Only a number is wanted: how many lines in the listing contain the word "formaldehidet"?

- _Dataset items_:
^^^^^^^^^^^^^^^^

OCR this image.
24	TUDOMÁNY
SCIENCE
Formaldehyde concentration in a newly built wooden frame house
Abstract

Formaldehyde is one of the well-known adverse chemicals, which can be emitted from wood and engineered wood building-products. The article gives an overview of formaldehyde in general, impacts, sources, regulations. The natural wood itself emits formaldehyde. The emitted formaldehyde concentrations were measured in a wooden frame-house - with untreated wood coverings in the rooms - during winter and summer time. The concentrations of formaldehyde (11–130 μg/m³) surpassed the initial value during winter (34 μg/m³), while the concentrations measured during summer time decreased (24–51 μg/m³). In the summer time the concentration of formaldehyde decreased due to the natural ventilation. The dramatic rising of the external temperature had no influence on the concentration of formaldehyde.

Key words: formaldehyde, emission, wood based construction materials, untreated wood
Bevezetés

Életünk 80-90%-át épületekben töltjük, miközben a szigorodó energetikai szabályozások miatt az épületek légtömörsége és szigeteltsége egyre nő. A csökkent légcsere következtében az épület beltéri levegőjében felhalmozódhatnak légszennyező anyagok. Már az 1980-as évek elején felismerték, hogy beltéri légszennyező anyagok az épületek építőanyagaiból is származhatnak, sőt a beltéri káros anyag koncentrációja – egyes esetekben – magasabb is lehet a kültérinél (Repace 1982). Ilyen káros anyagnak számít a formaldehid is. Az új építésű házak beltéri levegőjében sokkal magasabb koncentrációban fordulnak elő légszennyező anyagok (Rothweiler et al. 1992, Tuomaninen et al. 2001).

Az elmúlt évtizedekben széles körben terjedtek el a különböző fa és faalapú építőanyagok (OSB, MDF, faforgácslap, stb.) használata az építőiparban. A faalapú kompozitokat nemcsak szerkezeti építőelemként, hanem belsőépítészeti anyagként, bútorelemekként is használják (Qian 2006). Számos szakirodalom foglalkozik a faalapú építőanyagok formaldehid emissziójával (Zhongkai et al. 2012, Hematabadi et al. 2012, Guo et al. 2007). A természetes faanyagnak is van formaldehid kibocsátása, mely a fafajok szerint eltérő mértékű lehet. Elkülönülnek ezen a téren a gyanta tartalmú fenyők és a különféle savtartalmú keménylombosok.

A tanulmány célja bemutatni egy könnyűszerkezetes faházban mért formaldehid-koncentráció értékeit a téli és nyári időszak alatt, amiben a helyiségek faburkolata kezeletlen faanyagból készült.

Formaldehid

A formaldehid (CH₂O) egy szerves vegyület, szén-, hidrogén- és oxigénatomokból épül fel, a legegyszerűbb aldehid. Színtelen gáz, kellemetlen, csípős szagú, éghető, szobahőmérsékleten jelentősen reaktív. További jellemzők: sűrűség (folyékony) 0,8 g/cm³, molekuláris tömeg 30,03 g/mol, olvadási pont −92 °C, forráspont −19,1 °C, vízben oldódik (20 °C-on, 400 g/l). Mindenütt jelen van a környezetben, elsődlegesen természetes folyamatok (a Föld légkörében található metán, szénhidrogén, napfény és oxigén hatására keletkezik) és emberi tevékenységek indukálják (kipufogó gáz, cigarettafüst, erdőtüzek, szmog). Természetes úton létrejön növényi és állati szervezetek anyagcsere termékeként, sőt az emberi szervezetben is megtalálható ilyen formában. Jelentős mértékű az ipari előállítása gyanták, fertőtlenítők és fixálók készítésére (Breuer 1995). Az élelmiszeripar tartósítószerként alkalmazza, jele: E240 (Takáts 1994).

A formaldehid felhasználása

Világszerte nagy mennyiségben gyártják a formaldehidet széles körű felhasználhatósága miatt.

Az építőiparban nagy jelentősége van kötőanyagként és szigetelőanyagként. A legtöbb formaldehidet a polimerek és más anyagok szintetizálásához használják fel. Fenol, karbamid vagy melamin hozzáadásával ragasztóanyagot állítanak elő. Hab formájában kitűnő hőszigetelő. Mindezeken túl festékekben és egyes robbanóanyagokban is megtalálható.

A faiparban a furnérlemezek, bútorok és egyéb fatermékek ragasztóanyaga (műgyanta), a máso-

^^^^^^^^^^^^^^^^

- _Written solution_:
2